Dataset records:
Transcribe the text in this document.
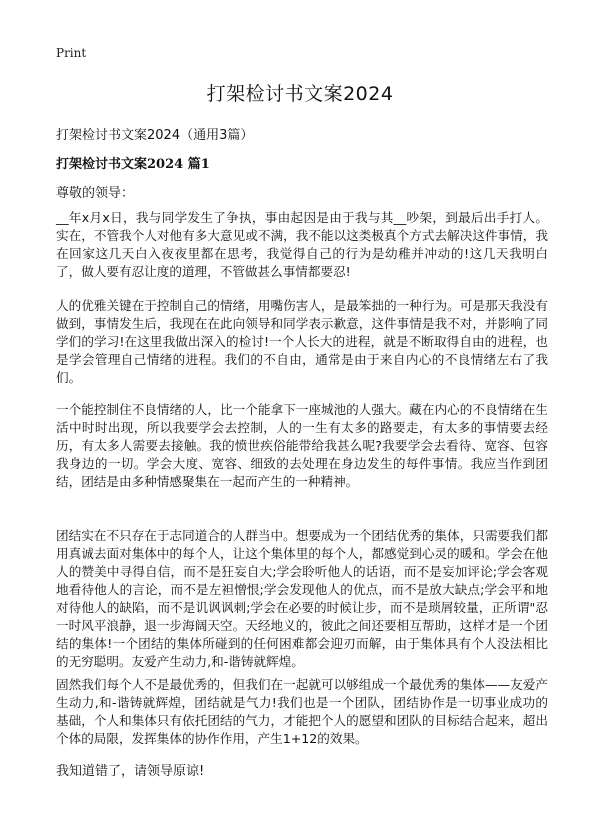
Print
打架检讨书文案2024
打架检讨书文案2024（通用3篇）
打架检讨书文案2024 篇1
尊敬的领导：

__年x月x日，我与同学发生了争执，事由起因是由于我与其__吵架，到最后出手打人。实在，不管我个人对他有多大意见或不满，我不能以这类极真个方式去解决这件事情，我在回家这几天白入夜夜里都在思考，我觉得自己的行为是幼稚并冲动的!这几天我明白了，做人要有忍让度的道理，不管做甚么事情都要忍!

人的优雅关键在于控制自己的情绪，用嘴伤害人，是最笨拙的一种行为。可是那天我没有做到，事情发生后，我现在在此向领导和同学表示歉意，这件事情是我不对，并影响了同学们的学习!在这里我做出深入的检讨!一个人长大的进程，就是不断取得自由的进程，也是学会管理自己情绪的进程。我们的不自由，通常是由于来自内心的不良情绪左右了我们。

一个能控制住不良情绪的人，比一个能拿下一座城池的人强大。藏在内心的不良情绪在生活中时时出现，所以我要学会去控制，人的一生有太多的路要走，有太多的事情要去经历，有太多人需要去接触。我的愤世疾俗能带给我甚么呢?我要学会去看待、宽容、包容我身边的一切。学会大度、宽容、细致的去处理在身边发生的每件事情。我应当作到团结，团结是由多种情感聚集在一起而产生的一种精神。

团结实在不只存在于志同道合的人群当中。想要成为一个团结优秀的集体，只需要我们都用真诚去面对集体中的每个人，让这个集体里的每个人，都感觉到心灵的暖和。学会在他人的赞美中寻得自信，而不是狂妄自大;学会聆听他人的话语，而不是妄加评论;学会客观地看待他人的言论，而不是左袒憎恨;学会发现他人的优点，而不是放大缺点;学会平和地对待他人的缺陷，而不是讥讽讽刺;学会在必要的时候让步，而不是琐屑较量，正所谓"忍一时风平浪静，退一步海阔天空。天经地义的，彼此之间还要相互帮助，这样才是一个团结的集体!一个团结的集体所碰到的任何困难都会迎刃而解，由于集体具有个人没法相比的无穷聪明。友爱产生动力,和-谐铸就辉煌。

固然我们每个人不是最优秀的，但我们在一起就可以够组成一个最优秀的集体——友爱产生动力,和-谐铸就辉煌，团结就是气力!我们也是一个团队，团结协作是一切事业成功的基础，个人和集体只有依托团结的气力，才能把个人的愿望和团队的目标结合起来，超出个体的局限，发挥集体的协作作用，产生1+12的效果。

我知道错了，请领导原谅!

### What is needed
Make an exact copy of every entry above, minus the images.

### Written reply
Transcribe the text in this document.
Print
打架检讨书文案2024
打架检讨书文案2024（通用3篇）
打架检讨书文案2024 篇1
尊敬的领导：

__年x月x日，我与同学发生了争执，事由起因是由于我与其__吵架，到最后出手打人。实在，不管我个人对他有多大意见或不满，我不能以这类极真个方式去解决这件事情，我在回家这几天白入夜夜里都在思考，我觉得自己的行为是幼稚并冲动的!这几天我明白了，做人要有忍让度的道理，不管做甚么事情都要忍!

人的优雅关键在于控制自己的情绪，用嘴伤害人，是最笨拙的一种行为。可是那天我没有做到，事情发生后，我现在在此向领导和同学表示歉意，这件事情是我不对，并影响了同学们的学习!在这里我做出深入的检讨!一个人长大的进程，就是不断取得自由的进程，也是学会管理自己情绪的进程。我们的不自由，通常是由于来自内心的不良情绪左右了我们。

一个能控制住不良情绪的人，比一个能拿下一座城池的人强大。藏在内心的不良情绪在生活中时时出现，所以我要学会去控制，人的一生有太多的路要走，有太多的事情要去经历，有太多人需要去接触。我的愤世疾俗能带给我甚么呢?我要学会去看待、宽容、包容我身边的一切。学会大度、宽容、细致的去处理在身边发生的每件事情。我应当作到团结，团结是由多种情感聚集在一起而产生的一种精神。

团结实在不只存在于志同道合的人群当中。想要成为一个团结优秀的集体，只需要我们都用真诚去面对集体中的每个人，让这个集体里的每个人，都感觉到心灵的暖和。学会在他人的赞美中寻得自信，而不是狂妄自大;学会聆听他人的话语，而不是妄加评论;学会客观地看待他人的言论，而不是左袒憎恨;学会发现他人的优点，而不是放大缺点;学会平和地对待他人的缺陷，而不是讥讽讽刺;学会在必要的时候让步，而不是琐屑较量，正所谓"忍一时风平浪静，退一步海阔天空。天经地义的，彼此之间还要相互帮助，这样才是一个团结的集体!一个团结的集体所碰到的任何困难都会迎刃而解，由于集体具有个人没法相比的无穷聪明。友爱产生动力,和-谐铸就辉煌。

固然我们每个人不是最优秀的，但我们在一起就可以够组成一个最优秀的集体——友爱产生动力,和-谐铸就辉煌，团结就是气力!我们也是一个团队，团结协作是一切事业成功的基础，个人和集体只有依托团结的气力，才能把个人的愿望和团队的目标结合起来，超出个体的局限，发挥集体的协作作用，产生1+12的效果。

我知道错了，请领导原谅!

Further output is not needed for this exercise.